Take every line from the listing below that includes "Altezza" and copy it.

■ **Stored data entries**:

———

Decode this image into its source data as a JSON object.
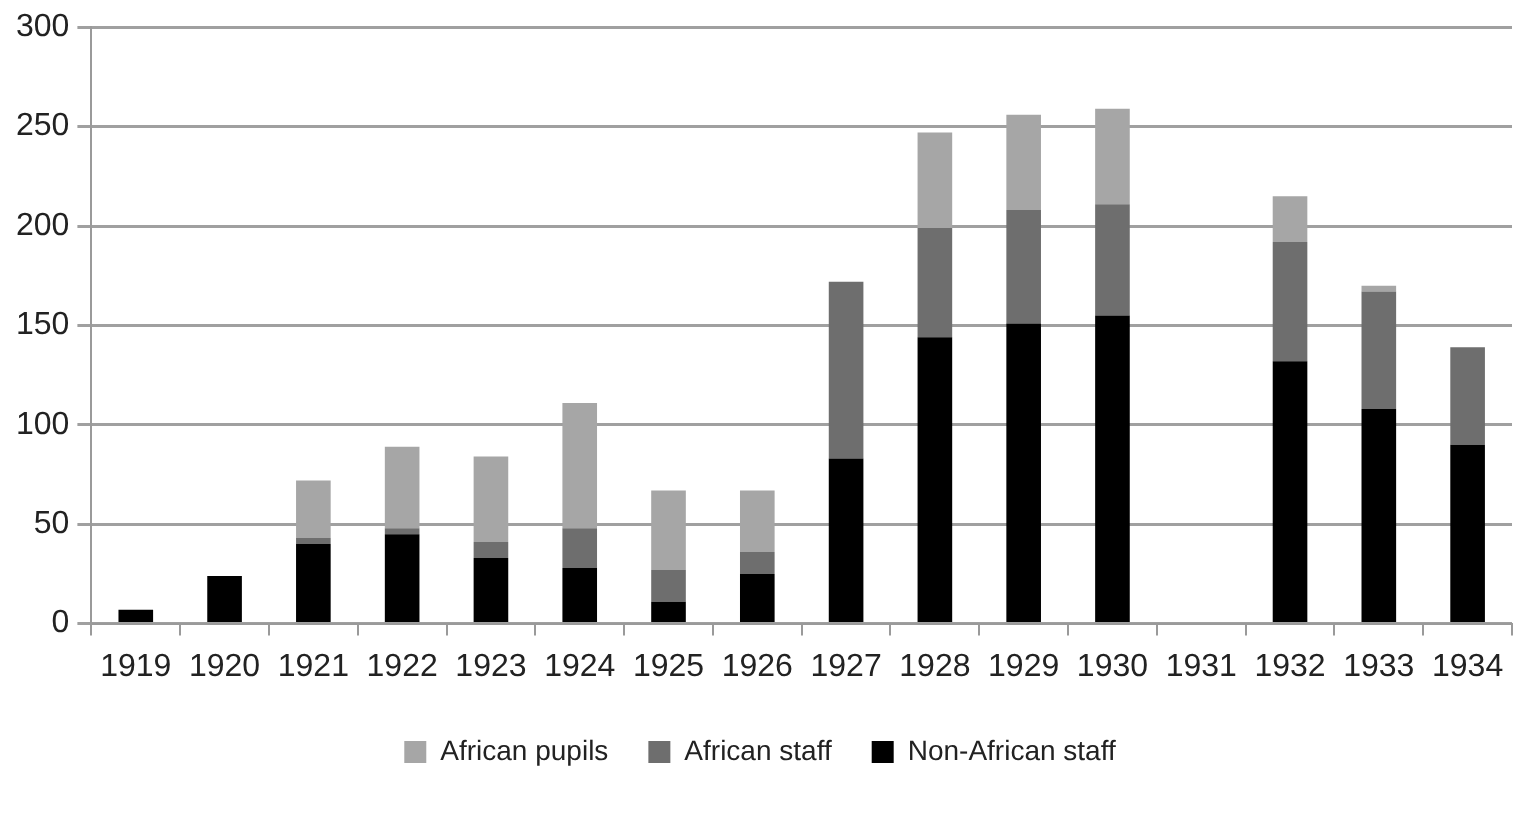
{
  "chart_data": {
    "type": "bar",
    "stacked": true,
    "categories": [
      "1919",
      "1920",
      "1921",
      "1922",
      "1923",
      "1924",
      "1925",
      "1926",
      "1927",
      "1928",
      "1929",
      "1930",
      "1931",
      "1932",
      "1933",
      "1934"
    ],
    "series": [
      {
        "name": "Non-African staff",
        "color": "#000000",
        "values": [
          7,
          24,
          40,
          45,
          33,
          28,
          11,
          25,
          83,
          144,
          151,
          155,
          null,
          132,
          108,
          90
        ]
      },
      {
        "name": "African staff",
        "color": "#6e6e6e",
        "values": [
          0,
          0,
          3,
          3,
          8,
          20,
          16,
          11,
          89,
          55,
          57,
          56,
          null,
          60,
          59,
          49
        ]
      },
      {
        "name": "African pupils",
        "color": "#a6a6a6",
        "values": [
          0,
          0,
          29,
          41,
          43,
          63,
          40,
          31,
          0,
          48,
          48,
          48,
          null,
          23,
          3,
          0
        ]
      }
    ],
    "ylim": [
      0,
      300
    ],
    "yticks": [
      0,
      50,
      100,
      150,
      200,
      250,
      300
    ],
    "grid": "y",
    "legend": "bottom"
  }
}
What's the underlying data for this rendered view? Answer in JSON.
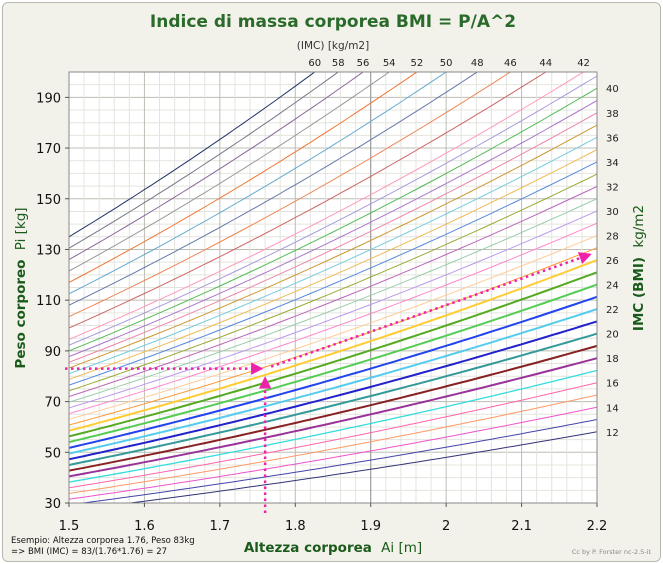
{
  "chart_data": {
    "type": "line",
    "title": "Indice di massa corporea BMI = P/A^2",
    "xlabel": {
      "main": "Altezza corporea",
      "symbol": "Ai [m]"
    },
    "ylabel": {
      "main": "Peso corporeo",
      "symbol": "Pi [kg]"
    },
    "y2label": {
      "main": "IMC (BMI)",
      "unit": "kg/m2"
    },
    "top_axis_label": "(IMC) [kg/m2]",
    "xlim": [
      1.5,
      2.2
    ],
    "ylim": [
      30,
      200
    ],
    "x_ticks": [
      "1.5",
      "1.6",
      "1.7",
      "1.8",
      "1.9",
      "2",
      "2.1",
      "2.2"
    ],
    "y_ticks": [
      "30",
      "50",
      "70",
      "90",
      "110",
      "130",
      "150",
      "170",
      "190"
    ],
    "grid": true,
    "series": [
      {
        "bmi": 12,
        "color": "#333377",
        "width": 1
      },
      {
        "bmi": 13,
        "color": "#4444aa",
        "width": 1
      },
      {
        "bmi": 14,
        "color": "#ee55cc",
        "width": 1
      },
      {
        "bmi": 15,
        "color": "#ff9966",
        "width": 1
      },
      {
        "bmi": 16,
        "color": "#ff66aa",
        "width": 1
      },
      {
        "bmi": 17,
        "color": "#33dddd",
        "width": 1.3
      },
      {
        "bmi": 18,
        "color": "#993399",
        "width": 2
      },
      {
        "bmi": 19,
        "color": "#882222",
        "width": 2
      },
      {
        "bmi": 20,
        "color": "#339999",
        "width": 2
      },
      {
        "bmi": 21,
        "color": "#2222cc",
        "width": 2
      },
      {
        "bmi": 22,
        "color": "#55ccee",
        "width": 2
      },
      {
        "bmi": 23,
        "color": "#2244ee",
        "width": 2
      },
      {
        "bmi": 24,
        "color": "#55cc55",
        "width": 2
      },
      {
        "bmi": 25,
        "color": "#55aa22",
        "width": 2
      },
      {
        "bmi": 26,
        "color": "#ffcc33",
        "width": 2
      },
      {
        "bmi": 27,
        "color": "#ff9933",
        "width": 1
      },
      {
        "bmi": 28,
        "color": "#ffcc99",
        "width": 1
      },
      {
        "bmi": 29,
        "color": "#ff88cc",
        "width": 1
      },
      {
        "bmi": 30,
        "color": "#bb99ee",
        "width": 1
      },
      {
        "bmi": 31,
        "color": "#99ccaa",
        "width": 1
      },
      {
        "bmi": 32,
        "color": "#bb66bb",
        "width": 1
      },
      {
        "bmi": 33,
        "color": "#99aa33",
        "width": 1
      },
      {
        "bmi": 34,
        "color": "#5588dd",
        "width": 1
      },
      {
        "bmi": 35,
        "color": "#eebb55",
        "width": 1
      },
      {
        "bmi": 36,
        "color": "#77ccdd",
        "width": 1
      },
      {
        "bmi": 37,
        "color": "#cc9933",
        "width": 1
      },
      {
        "bmi": 38,
        "color": "#ee88aa",
        "width": 1
      },
      {
        "bmi": 39,
        "color": "#aa77cc",
        "width": 1
      },
      {
        "bmi": 40,
        "color": "#55bb55",
        "width": 1
      },
      {
        "bmi": 41,
        "color": "#aa99dd",
        "width": 1
      },
      {
        "bmi": 42,
        "color": "#ff99bb",
        "width": 1
      },
      {
        "bmi": 44,
        "color": "#cc6666",
        "width": 1
      },
      {
        "bmi": 46,
        "color": "#ee8855",
        "width": 1
      },
      {
        "bmi": 48,
        "color": "#6677aa",
        "width": 1
      },
      {
        "bmi": 50,
        "color": "#66aacc",
        "width": 1
      },
      {
        "bmi": 52,
        "color": "#ee7733",
        "width": 1
      },
      {
        "bmi": 54,
        "color": "#999999",
        "width": 1
      },
      {
        "bmi": 56,
        "color": "#886699",
        "width": 1
      },
      {
        "bmi": 58,
        "color": "#777788",
        "width": 1
      },
      {
        "bmi": 60,
        "color": "#223366",
        "width": 1
      }
    ],
    "right_labels": [
      "12",
      "14",
      "16",
      "18",
      "20",
      "22",
      "24",
      "26",
      "28",
      "30",
      "32",
      "34",
      "36",
      "38",
      "40"
    ],
    "top_labels": [
      "42",
      "44",
      "46",
      "48",
      "50",
      "52",
      "54",
      "56",
      "58",
      "60"
    ],
    "example": {
      "height": 1.76,
      "weight": 83,
      "bmi": 27,
      "color": "#ee22aa",
      "line1": "Esempio: Altezza corporea 1.76, Peso 83kg",
      "line2": "=> BMI (IMC) = 83/(1.76*1.76) = 27"
    },
    "credit": "Cc by P. Forster nc-2.5-it"
  },
  "colors": {
    "title": "#2a6a2a",
    "axis_label": "#1a5a1a",
    "panel": "#f3f2ea",
    "grid": "#c8c8c0"
  }
}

———

■ **Reply**:
      "main": "Altezza corporea",
      "line1": "Esempio: Altezza corporea 1.76, Peso 83kg",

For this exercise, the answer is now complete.